(Problem statement)
Word for word, restate every line of the listing that follows.

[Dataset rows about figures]
════════════════

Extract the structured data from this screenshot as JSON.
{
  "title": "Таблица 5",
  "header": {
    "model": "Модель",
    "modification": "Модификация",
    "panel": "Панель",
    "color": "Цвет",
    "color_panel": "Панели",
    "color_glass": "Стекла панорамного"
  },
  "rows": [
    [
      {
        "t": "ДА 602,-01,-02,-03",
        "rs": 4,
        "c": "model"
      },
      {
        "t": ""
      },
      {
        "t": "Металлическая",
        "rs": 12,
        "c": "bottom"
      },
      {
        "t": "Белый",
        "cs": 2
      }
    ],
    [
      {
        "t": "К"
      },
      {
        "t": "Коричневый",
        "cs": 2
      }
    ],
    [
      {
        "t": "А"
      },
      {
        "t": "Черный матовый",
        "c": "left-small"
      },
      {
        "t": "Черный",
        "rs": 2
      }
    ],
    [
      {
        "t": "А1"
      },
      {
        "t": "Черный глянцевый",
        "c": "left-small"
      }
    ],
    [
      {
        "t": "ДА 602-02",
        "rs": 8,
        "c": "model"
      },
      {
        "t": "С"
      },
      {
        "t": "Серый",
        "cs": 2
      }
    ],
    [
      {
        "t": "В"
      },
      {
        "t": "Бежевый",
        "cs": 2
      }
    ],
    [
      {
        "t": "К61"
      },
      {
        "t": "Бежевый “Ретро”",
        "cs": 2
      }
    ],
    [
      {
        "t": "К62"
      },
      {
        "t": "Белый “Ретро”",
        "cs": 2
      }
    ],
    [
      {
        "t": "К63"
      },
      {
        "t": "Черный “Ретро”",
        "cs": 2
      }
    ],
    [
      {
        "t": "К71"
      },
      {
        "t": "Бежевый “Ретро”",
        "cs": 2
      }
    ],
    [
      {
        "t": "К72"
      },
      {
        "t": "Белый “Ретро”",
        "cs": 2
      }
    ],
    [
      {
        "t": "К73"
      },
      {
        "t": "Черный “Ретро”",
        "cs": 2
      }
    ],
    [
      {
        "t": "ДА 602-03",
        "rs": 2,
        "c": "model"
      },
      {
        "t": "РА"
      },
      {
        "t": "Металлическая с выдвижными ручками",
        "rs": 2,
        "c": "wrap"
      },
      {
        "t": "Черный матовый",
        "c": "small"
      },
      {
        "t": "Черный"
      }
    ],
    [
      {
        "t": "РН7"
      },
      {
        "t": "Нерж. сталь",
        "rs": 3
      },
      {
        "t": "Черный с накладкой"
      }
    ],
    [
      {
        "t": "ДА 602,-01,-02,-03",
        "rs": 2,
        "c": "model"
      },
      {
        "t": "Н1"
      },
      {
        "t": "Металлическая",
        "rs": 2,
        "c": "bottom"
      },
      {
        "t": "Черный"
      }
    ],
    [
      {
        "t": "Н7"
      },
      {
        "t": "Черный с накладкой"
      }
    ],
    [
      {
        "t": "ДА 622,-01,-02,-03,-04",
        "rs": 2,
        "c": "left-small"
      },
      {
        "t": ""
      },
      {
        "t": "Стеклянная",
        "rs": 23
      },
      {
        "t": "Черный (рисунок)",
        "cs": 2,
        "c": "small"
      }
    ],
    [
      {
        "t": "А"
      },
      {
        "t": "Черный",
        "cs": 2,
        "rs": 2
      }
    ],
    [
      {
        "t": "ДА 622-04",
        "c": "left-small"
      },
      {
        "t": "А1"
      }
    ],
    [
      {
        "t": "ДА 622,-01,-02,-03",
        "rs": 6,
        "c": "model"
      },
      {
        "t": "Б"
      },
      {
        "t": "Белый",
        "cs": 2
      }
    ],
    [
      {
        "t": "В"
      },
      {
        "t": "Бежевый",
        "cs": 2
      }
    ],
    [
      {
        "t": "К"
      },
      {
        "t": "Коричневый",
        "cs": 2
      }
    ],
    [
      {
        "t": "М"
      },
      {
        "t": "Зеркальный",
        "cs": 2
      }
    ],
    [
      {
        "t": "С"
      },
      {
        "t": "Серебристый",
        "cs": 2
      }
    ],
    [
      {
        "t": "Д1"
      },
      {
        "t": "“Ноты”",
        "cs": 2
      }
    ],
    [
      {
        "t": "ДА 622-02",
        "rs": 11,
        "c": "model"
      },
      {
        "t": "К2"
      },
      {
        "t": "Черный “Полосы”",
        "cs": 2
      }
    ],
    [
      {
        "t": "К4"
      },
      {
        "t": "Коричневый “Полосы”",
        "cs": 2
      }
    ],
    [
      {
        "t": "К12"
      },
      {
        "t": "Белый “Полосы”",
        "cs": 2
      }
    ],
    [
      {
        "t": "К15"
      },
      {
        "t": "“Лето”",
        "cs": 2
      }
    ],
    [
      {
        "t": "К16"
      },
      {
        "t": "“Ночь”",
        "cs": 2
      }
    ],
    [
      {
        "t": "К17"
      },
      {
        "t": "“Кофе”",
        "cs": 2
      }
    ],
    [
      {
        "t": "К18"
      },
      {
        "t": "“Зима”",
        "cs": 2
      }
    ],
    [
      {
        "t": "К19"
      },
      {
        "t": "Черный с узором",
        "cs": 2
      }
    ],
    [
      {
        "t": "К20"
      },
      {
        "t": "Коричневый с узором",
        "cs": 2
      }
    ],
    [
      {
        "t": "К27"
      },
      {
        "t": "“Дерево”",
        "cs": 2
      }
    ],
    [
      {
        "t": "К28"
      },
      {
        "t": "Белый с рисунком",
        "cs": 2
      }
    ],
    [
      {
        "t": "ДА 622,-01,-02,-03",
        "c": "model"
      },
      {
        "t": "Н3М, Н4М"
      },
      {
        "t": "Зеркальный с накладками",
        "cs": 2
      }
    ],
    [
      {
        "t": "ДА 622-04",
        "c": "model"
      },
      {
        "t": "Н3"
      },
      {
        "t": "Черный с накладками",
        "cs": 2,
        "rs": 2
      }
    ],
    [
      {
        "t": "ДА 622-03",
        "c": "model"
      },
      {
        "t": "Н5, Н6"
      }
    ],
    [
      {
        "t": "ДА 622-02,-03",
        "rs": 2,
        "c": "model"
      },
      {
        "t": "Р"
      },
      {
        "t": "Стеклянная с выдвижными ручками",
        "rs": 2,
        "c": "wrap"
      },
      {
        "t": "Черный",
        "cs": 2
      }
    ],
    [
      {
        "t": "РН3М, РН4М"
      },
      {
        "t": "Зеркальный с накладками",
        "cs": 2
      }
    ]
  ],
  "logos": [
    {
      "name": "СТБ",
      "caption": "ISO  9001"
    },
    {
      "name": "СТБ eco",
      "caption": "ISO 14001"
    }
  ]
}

════════════════

(The response)
Extract the structured data from this screenshot as JSON.
{
  "title": "Таблица 5",
  "header": {
    "model": "Модель",
    "modification": "Модификация",
    "panel": "Панель",
    "color": "Цвет",
    "color_panel": "Панели",
    "color_glass": "Стекла панорамного"
  },
  "rows": [
    [
      {
        "t": "ДА 602,-01,-02,-03",
        "rs": 4,
        "c": "model"
      },
      {
        "t": ""
      },
      {
        "t": "Металлическая",
        "rs": 12,
        "c": "bottom"
      },
      {
        "t": "Белый",
        "cs": 2
      }
    ],
    [
      {
        "t": "К"
      },
      {
        "t": "Коричневый",
        "cs": 2
      }
    ],
    [
      {
        "t": "А"
      },
      {
        "t": "Черный матовый",
        "c": "left-small"
      },
      {
        "t": "Черный",
        "rs": 2
      }
    ],
    [
      {
        "t": "А1"
      },
      {
        "t": "Черный глянцевый",
        "c": "left-small"
      }
    ],
    [
      {
        "t": "ДА 602-02",
        "rs": 8,
        "c": "model"
      },
      {
        "t": "С"
      },
      {
        "t": "Серый",
        "cs": 2
      }
    ],
    [
      {
        "t": "В"
      },
      {
        "t": "Бежевый",
        "cs": 2
      }
    ],
    [
      {
        "t": "К61"
      },
      {
        "t": "Бежевый “Ретро”",
        "cs": 2
      }
    ],
    [
      {
        "t": "К62"
      },
      {
        "t": "Белый “Ретро”",
        "cs": 2
      }
    ],
    [
      {
        "t": "К63"
      },
      {
        "t": "Черный “Ретро”",
        "cs": 2
      }
    ],
    [
      {
        "t": "К71"
      },
      {
        "t": "Бежевый “Ретро”",
        "cs": 2
      }
    ],
    [
      {
        "t": "К72"
      },
      {
        "t": "Белый “Ретро”",
        "cs": 2
      }
    ],
    [
      {
        "t": "К73"
      },
      {
        "t": "Черный “Ретро”",
        "cs": 2
      }
    ],
    [
      {
        "t": "ДА 602-03",
        "rs": 2,
        "c": "model"
      },
      {
        "t": "РА"
      },
      {
        "t": "Металлическая с выдвижными ручками",
        "rs": 2,
        "c": "wrap"
      },
      {
        "t": "Черный матовый",
        "c": "small"
      },
      {
        "t": "Черный"
      }
    ],
    [
      {
        "t": "РН7"
      },
      {
        "t": "Нерж. сталь",
        "rs": 3
      },
      {
        "t": "Черный с накладкой"
      }
    ],
    [
      {
        "t": "ДА 602,-01,-02,-03",
        "rs": 2,
        "c": "model"
      },
      {
        "t": "Н1"
      },
      {
        "t": "Металлическая",
        "rs": 2,
        "c": "bottom"
      },
      {
        "t": "Черный"
      }
    ],
    [
      {
        "t": "Н7"
      },
      {
        "t": "Черный с накладкой"
      }
    ],
    [
      {
        "t": "ДА 622,-01,-02,-03,-04",
        "rs": 2,
        "c": "left-small"
      },
      {
        "t": ""
      },
      {
        "t": "Стеклянная",
        "rs": 23
      },
      {
        "t": "Черный (рисунок)",
        "cs": 2,
        "c": "small"
      }
    ],
    [
      {
        "t": "А"
      },
      {
        "t": "Черный",
        "cs": 2,
        "rs": 2
      }
    ],
    [
      {
        "t": "ДА 622-04",
        "c": "left-small"
      },
      {
        "t": "А1"
      }
    ],
    [
      {
        "t": "ДА 622,-01,-02,-03",
        "rs": 6,
        "c": "model"
      },
      {
        "t": "Б"
      },
      {
        "t": "Белый",
        "cs": 2
      }
    ],
    [
      {
        "t": "В"
      },
      {
        "t": "Бежевый",
        "cs": 2
      }
    ],
    [
      {
        "t": "К"
      },
      {
        "t": "Коричневый",
        "cs": 2
      }
    ],
    [
      {
        "t": "М"
      },
      {
        "t": "Зеркальный",
        "cs": 2
      }
    ],
    [
      {
        "t": "С"
      },
      {
        "t": "Серебристый",
        "cs": 2
      }
    ],
    [
      {
        "t": "Д1"
      },
      {
        "t": "“Ноты”",
        "cs": 2
      }
    ],
    [
      {
        "t": "ДА 622-02",
        "rs": 11,
        "c": "model"
      },
      {
        "t": "К2"
      },
      {
        "t": "Черный “Полосы”",
        "cs": 2
      }
    ],
    [
      {
        "t": "К4"
      },
      {
        "t": "Коричневый “Полосы”",
        "cs": 2
      }
    ],
    [
      {
        "t": "К12"
      },
      {
        "t": "Белый “Полосы”",
        "cs": 2
      }
    ],
    [
      {
        "t": "К15"
      },
      {
        "t": "“Лето”",
        "cs": 2
      }
    ],
    [
      {
        "t": "К16"
      },
      {
        "t": "“Ночь”",
        "cs": 2
      }
    ],
    [
      {
        "t": "К17"
      },
      {
        "t": "“Кофе”",
        "cs": 2
      }
    ],
    [
      {
        "t": "К18"
      },
      {
        "t": "“Зима”",
        "cs": 2
      }
    ],
    [
      {
        "t": "К19"
      },
      {
        "t": "Черный с узором",
        "cs": 2
      }
    ],
    [
      {
        "t": "К20"
      },
      {
        "t": "Коричневый с узором",
        "cs": 2
      }
    ],
    [
      {
        "t": "К27"
      },
      {
        "t": "“Дерево”",
        "cs": 2
      }
    ],
    [
      {
        "t": "К28"
      },
      {
        "t": "Белый с рисунком",
        "cs": 2
      }
    ],
    [
      {
        "t": "ДА 622,-01,-02,-03",
        "c": "model"
      },
      {
        "t": "Н3М, Н4М"
      },
      {
        "t": "Зеркальный с накладками",
        "cs": 2
      }
    ],
    [
      {
        "t": "ДА 622-04",
        "c": "model"
      },
      {
        "t": "Н3"
      },
      {
        "t": "Черный с накладками",
        "cs": 2,
        "rs": 2
      }
    ],
    [
      {
        "t": "ДА 622-03",
        "c": "model"
      },
      {
        "t": "Н5, Н6"
      }
    ],
    [
      {
        "t": "ДА 622-02,-03",
        "rs": 2,
        "c": "model"
      },
      {
        "t": "Р"
      },
      {
        "t": "Стеклянная с выдвижными ручками",
        "rs": 2,
        "c": "wrap"
      },
      {
        "t": "Черный",
        "cs": 2
      }
    ],
    [
      {
        "t": "РН3М, РН4М"
      },
      {
        "t": "Зеркальный с накладками",
        "cs": 2
      }
    ]
  ],
  "logos": [
    {
      "name": "СТБ",
      "caption": "ISO  9001"
    },
    {
      "name": "СТБ eco",
      "caption": "ISO 14001"
    }
  ]
}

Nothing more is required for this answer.